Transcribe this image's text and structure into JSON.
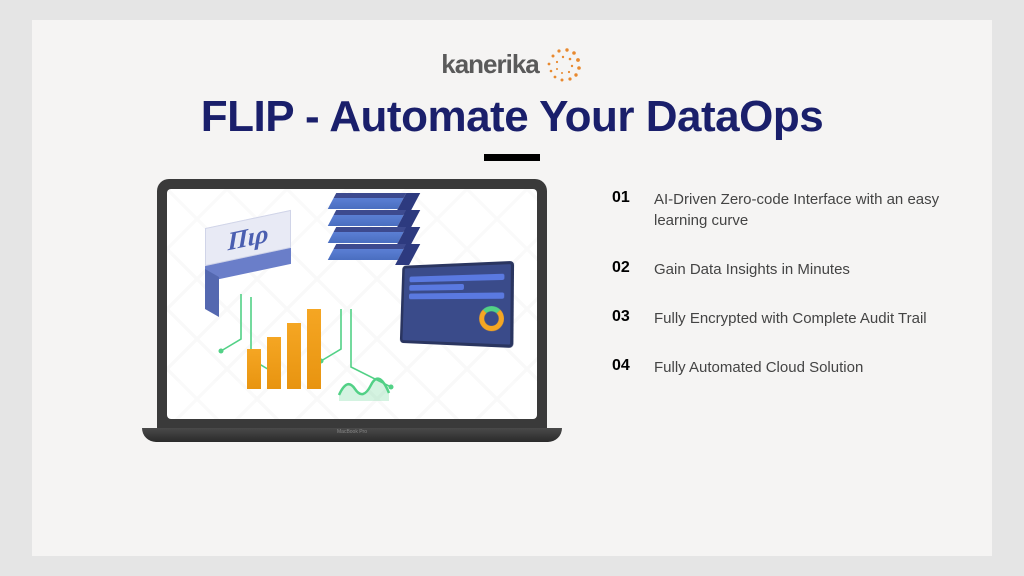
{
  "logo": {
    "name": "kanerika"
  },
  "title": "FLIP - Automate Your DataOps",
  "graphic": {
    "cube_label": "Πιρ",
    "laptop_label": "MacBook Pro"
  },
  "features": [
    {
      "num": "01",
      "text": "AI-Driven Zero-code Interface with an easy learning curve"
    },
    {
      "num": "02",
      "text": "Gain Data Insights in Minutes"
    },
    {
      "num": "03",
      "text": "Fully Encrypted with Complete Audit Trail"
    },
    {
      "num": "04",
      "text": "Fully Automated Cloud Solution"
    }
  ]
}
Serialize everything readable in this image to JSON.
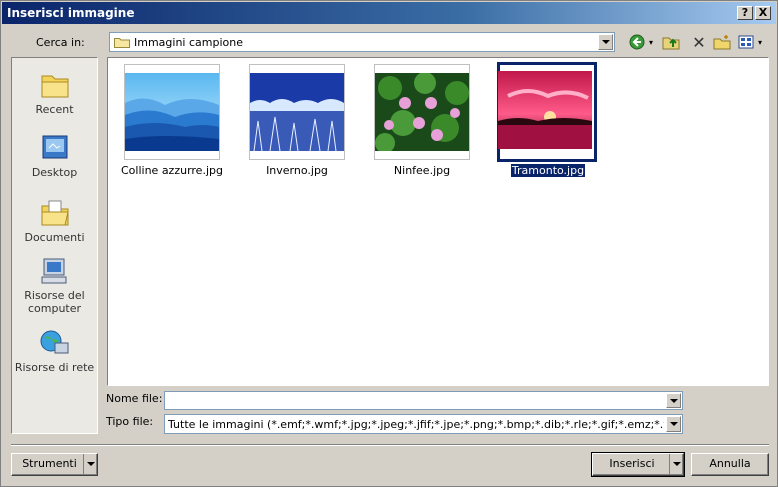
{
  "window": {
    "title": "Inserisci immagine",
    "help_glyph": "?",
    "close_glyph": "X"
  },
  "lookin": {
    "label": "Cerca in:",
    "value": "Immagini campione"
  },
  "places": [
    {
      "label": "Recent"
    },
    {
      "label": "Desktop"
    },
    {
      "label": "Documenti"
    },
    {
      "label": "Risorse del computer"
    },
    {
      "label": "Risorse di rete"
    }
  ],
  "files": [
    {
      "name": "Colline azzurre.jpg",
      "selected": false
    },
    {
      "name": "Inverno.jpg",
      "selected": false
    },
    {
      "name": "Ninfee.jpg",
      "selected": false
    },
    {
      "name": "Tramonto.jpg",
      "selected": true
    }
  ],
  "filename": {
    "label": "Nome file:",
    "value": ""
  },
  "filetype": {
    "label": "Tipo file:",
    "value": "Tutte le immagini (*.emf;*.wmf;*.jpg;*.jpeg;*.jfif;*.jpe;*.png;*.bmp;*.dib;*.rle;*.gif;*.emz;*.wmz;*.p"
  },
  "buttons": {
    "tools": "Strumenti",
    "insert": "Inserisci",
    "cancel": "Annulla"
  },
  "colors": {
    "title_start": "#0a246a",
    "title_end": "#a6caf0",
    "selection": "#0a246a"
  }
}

********************

Problem to solve –
Write the listing out a second time exactly, dropping all images.

Task result –
Transcribe this image's text and structure into JSON.
{
  "logo": {
    "name": "kanerika"
  },
  "title": "FLIP - Automate Your DataOps",
  "graphic": {
    "cube_label": "Πιρ",
    "laptop_label": "MacBook Pro"
  },
  "features": [
    {
      "num": "01",
      "text": "AI-Driven Zero-code Interface with an easy learning curve"
    },
    {
      "num": "02",
      "text": "Gain Data Insights in Minutes"
    },
    {
      "num": "03",
      "text": "Fully Encrypted with Complete Audit Trail"
    },
    {
      "num": "04",
      "text": "Fully Automated Cloud Solution"
    }
  ]
}
Serialize everything readable in this image to JSON.
{
  "window": {
    "title": "Inserisci immagine",
    "help_glyph": "?",
    "close_glyph": "X"
  },
  "lookin": {
    "label": "Cerca in:",
    "value": "Immagini campione"
  },
  "places": [
    {
      "label": "Recent"
    },
    {
      "label": "Desktop"
    },
    {
      "label": "Documenti"
    },
    {
      "label": "Risorse del computer"
    },
    {
      "label": "Risorse di rete"
    }
  ],
  "files": [
    {
      "name": "Colline azzurre.jpg",
      "selected": false
    },
    {
      "name": "Inverno.jpg",
      "selected": false
    },
    {
      "name": "Ninfee.jpg",
      "selected": false
    },
    {
      "name": "Tramonto.jpg",
      "selected": true
    }
  ],
  "filename": {
    "label": "Nome file:",
    "value": ""
  },
  "filetype": {
    "label": "Tipo file:",
    "value": "Tutte le immagini (*.emf;*.wmf;*.jpg;*.jpeg;*.jfif;*.jpe;*.png;*.bmp;*.dib;*.rle;*.gif;*.emz;*.wmz;*.p"
  },
  "buttons": {
    "tools": "Strumenti",
    "insert": "Inserisci",
    "cancel": "Annulla"
  },
  "colors": {
    "title_start": "#0a246a",
    "title_end": "#a6caf0",
    "selection": "#0a246a"
  }
}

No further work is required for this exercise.